Written request | Each record is to be transcribed exactly.

Entries shown |
::::::
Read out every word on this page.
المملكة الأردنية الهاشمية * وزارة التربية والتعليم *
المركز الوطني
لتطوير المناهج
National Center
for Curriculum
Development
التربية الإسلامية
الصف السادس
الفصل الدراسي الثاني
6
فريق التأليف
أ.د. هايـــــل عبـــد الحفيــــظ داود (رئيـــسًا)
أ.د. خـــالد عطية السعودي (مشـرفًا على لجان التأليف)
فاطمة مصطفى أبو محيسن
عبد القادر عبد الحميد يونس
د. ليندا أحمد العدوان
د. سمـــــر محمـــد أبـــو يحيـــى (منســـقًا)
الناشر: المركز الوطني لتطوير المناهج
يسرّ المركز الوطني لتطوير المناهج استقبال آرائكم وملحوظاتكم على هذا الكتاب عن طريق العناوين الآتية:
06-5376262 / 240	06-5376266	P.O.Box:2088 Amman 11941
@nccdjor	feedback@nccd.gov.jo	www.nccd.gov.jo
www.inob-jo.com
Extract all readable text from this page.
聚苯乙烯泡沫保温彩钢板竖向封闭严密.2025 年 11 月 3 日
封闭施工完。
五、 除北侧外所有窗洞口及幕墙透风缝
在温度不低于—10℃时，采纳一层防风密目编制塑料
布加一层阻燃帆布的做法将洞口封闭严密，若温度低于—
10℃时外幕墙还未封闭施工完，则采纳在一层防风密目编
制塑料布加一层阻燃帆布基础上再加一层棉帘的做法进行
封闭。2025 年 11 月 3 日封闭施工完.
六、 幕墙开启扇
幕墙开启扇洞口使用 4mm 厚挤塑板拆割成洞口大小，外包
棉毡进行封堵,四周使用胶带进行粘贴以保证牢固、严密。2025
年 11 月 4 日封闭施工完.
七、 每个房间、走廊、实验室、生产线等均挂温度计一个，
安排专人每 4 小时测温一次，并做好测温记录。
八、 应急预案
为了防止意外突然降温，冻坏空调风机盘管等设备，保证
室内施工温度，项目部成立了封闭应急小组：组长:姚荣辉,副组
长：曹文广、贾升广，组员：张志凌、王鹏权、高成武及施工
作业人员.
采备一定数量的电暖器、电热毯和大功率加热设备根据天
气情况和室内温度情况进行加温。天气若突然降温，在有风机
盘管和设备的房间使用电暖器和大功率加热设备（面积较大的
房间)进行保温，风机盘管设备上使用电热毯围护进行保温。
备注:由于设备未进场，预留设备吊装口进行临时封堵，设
::::::
Correct result |
Read out every word on this page.
المملكة الأردنية الهاشمية * وزارة التربية والتعليم *
المركز الوطني
لتطوير المناهج
National Center
for Curriculum
Development
التربية الإسلامية
الصف السادس
الفصل الدراسي الثاني
6
فريق التأليف
أ.د. هايـــــل عبـــد الحفيــــظ داود (رئيـــسًا)
أ.د. خـــالد عطية السعودي (مشـرفًا على لجان التأليف)
فاطمة مصطفى أبو محيسن
عبد القادر عبد الحميد يونس
د. ليندا أحمد العدوان
د. سمـــــر محمـــد أبـــو يحيـــى (منســـقًا)
الناشر: المركز الوطني لتطوير المناهج
يسرّ المركز الوطني لتطوير المناهج استقبال آرائكم وملحوظاتكم على هذا الكتاب عن طريق العناوين الآتية:
06-5376262 / 240	06-5376266	P.O.Box:2088 Amman 11941
@nccdjor	feedback@nccd.gov.jo	www.nccd.gov.jo
www.inob-jo.com
Extract all readable text from this page.
聚苯乙烯泡沫保温彩钢板竖向封闭严密.2025 年 11 月 3 日
封闭施工完。
五、 除北侧外所有窗洞口及幕墙透风缝
在温度不低于—10℃时，采纳一层防风密目编制塑料
布加一层阻燃帆布的做法将洞口封闭严密，若温度低于—
10℃时外幕墙还未封闭施工完，则采纳在一层防风密目编
制塑料布加一层阻燃帆布基础上再加一层棉帘的做法进行
封闭。2025 年 11 月 3 日封闭施工完.
六、 幕墙开启扇
幕墙开启扇洞口使用 4mm 厚挤塑板拆割成洞口大小，外包
棉毡进行封堵,四周使用胶带进行粘贴以保证牢固、严密。2025
年 11 月 4 日封闭施工完.
七、 每个房间、走廊、实验室、生产线等均挂温度计一个，
安排专人每 4 小时测温一次，并做好测温记录。
八、 应急预案
为了防止意外突然降温，冻坏空调风机盘管等设备，保证
室内施工温度，项目部成立了封闭应急小组：组长:姚荣辉,副组
长：曹文广、贾升广，组员：张志凌、王鹏权、高成武及施工
作业人员.
采备一定数量的电暖器、电热毯和大功率加热设备根据天
气情况和室内温度情况进行加温。天气若突然降温，在有风机
盘管和设备的房间使用电暖器和大功率加热设备（面积较大的
房间)进行保温，风机盘管设备上使用电热毯围护进行保温。
备注:由于设备未进场，预留设备吊装口进行临时封堵，设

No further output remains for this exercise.